→ **Page excerpt**:

■ ■ ■

Money Shot, Butchered
When Tiger Woods made that famous 16th hole shot, leaving the Nike golf ball hanging on the edge of the cup, swoosh visible for two long seconds before dropping in, the ad industry speculated wildly over over how Nike would turn this moment into a commercial. Well, three weeks passed, nothing was released and the industry gave up hope. In the meantime - actually, the day the shot occurred, Joe Jaffe, pointed out this perfect opportunity for Nike and created a spec spot on his own. Simply and without un-necessary editorializing, Jaffe's version illustrated the miraculous moment and ended quietly with "Just do it." It took a fantastic sporting moment, which needed no additional explanation, and commercialized it beautifully.
While all had given up hope Nike would take advantage of this moment, a Nike-created spot finally emerged a week or so ago. It was about as timely as that Bud Light Super Bowl spot making fun the previous year's Janet Jackson nipple slip. Did it really have to take that long for client and agency to get their shit together? The spot, using the same imagery from the famous day and interspersed with black screen/white type banal messaging, closes with a lame, inside joke about how Woods should have, at least, landed the ball in a way that made the Nike logo more visible.

■ ■ ■

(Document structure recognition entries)
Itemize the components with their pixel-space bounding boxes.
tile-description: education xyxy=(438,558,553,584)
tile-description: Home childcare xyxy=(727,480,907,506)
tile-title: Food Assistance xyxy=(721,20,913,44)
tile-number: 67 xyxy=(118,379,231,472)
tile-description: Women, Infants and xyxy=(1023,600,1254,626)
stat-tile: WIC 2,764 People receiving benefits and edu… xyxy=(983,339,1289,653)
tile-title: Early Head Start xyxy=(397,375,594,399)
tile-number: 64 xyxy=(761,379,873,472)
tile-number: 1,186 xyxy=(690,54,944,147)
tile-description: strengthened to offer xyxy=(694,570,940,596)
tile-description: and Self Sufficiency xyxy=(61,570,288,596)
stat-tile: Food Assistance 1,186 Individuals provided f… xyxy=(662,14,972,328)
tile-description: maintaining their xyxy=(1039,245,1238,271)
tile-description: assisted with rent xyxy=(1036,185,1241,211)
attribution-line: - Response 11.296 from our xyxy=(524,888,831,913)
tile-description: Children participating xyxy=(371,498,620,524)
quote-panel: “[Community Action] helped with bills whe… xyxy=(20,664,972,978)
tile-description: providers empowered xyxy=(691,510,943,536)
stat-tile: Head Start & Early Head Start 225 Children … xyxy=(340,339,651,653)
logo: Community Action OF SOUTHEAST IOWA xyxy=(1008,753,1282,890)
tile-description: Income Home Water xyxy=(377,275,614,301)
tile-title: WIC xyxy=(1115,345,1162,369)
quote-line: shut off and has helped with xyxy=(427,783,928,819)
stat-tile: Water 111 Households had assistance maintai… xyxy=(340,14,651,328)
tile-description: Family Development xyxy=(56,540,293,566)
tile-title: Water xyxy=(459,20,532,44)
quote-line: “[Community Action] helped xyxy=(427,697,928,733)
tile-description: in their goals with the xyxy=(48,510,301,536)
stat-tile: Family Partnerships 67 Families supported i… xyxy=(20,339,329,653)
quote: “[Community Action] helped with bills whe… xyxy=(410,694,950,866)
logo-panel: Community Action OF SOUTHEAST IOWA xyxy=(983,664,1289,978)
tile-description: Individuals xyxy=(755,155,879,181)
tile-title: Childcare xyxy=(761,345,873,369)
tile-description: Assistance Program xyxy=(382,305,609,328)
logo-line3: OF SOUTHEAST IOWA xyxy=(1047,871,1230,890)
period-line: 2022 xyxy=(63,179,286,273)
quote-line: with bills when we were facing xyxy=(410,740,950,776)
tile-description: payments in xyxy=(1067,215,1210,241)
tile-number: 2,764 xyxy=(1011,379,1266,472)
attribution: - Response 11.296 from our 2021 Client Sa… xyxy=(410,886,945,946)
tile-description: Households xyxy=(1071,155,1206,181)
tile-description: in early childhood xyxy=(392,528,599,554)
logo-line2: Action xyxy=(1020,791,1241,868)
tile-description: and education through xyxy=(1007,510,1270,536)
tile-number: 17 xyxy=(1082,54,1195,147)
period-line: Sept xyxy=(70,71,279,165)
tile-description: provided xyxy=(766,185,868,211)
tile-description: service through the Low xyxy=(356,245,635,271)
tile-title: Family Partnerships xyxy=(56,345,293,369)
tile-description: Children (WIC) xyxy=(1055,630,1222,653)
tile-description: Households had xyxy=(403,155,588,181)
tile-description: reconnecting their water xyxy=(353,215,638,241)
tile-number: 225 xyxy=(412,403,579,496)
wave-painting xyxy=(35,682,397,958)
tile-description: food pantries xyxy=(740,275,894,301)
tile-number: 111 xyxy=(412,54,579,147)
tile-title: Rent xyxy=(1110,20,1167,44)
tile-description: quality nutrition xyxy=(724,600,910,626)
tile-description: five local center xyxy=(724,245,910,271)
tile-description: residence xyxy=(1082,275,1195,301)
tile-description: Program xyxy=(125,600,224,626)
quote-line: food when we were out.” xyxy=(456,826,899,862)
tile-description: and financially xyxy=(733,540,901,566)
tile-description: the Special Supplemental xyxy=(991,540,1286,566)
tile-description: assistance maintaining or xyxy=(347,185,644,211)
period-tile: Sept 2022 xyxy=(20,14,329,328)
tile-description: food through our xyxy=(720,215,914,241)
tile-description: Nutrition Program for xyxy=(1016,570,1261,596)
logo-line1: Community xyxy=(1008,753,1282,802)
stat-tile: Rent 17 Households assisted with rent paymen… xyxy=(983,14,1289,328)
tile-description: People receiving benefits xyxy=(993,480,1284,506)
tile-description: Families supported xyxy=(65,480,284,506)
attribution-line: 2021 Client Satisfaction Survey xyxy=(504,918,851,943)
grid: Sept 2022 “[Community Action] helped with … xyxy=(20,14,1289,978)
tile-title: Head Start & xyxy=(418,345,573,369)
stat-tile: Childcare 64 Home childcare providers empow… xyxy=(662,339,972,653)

■ ■ ■

→ **The task**: Continue the blog post about the Nike Tiger Woods commercial, picking up right after its last sentence. The entries above stand apart from the text and are not connected to it.

→ **Reply to the task**:
Likely fearful of the less than upscale brand perception associated with Sears and Sears' recent purchase of Kmart, Nike has decided to stop selling its shoes at the mass retailer. Nike, apparently. does not want to associate it self with downmarket Sears. Some say it's a good thing and will allow Nike to continue as a hip, premium and expensive brand. Others, such as Sterling Group President Debbie Millman think it's not so smart saying, "It is surprising and incredibly short-sighted of Nike to pull their sneakers from Sears. This would have been the perfect opportunity to leverage the idea of a 'specially designed' sneaker for the retailer in an effort to capitalize on the current design-led economy we are living in, which is a good part of what is currently differentiating Target."
Ad Age's Jonah Bloom makes a solid argument why Miller should not retire its High Life man in favor of beer commercial dejour. Bloom says the campaign aligns more closely with the realities of beer drinkers and is a welcome offset to the metrosexualization of everything else. While bidding farewell to the campaign, Bloom hopes Wieden & Kennedy can replace it with something just as good.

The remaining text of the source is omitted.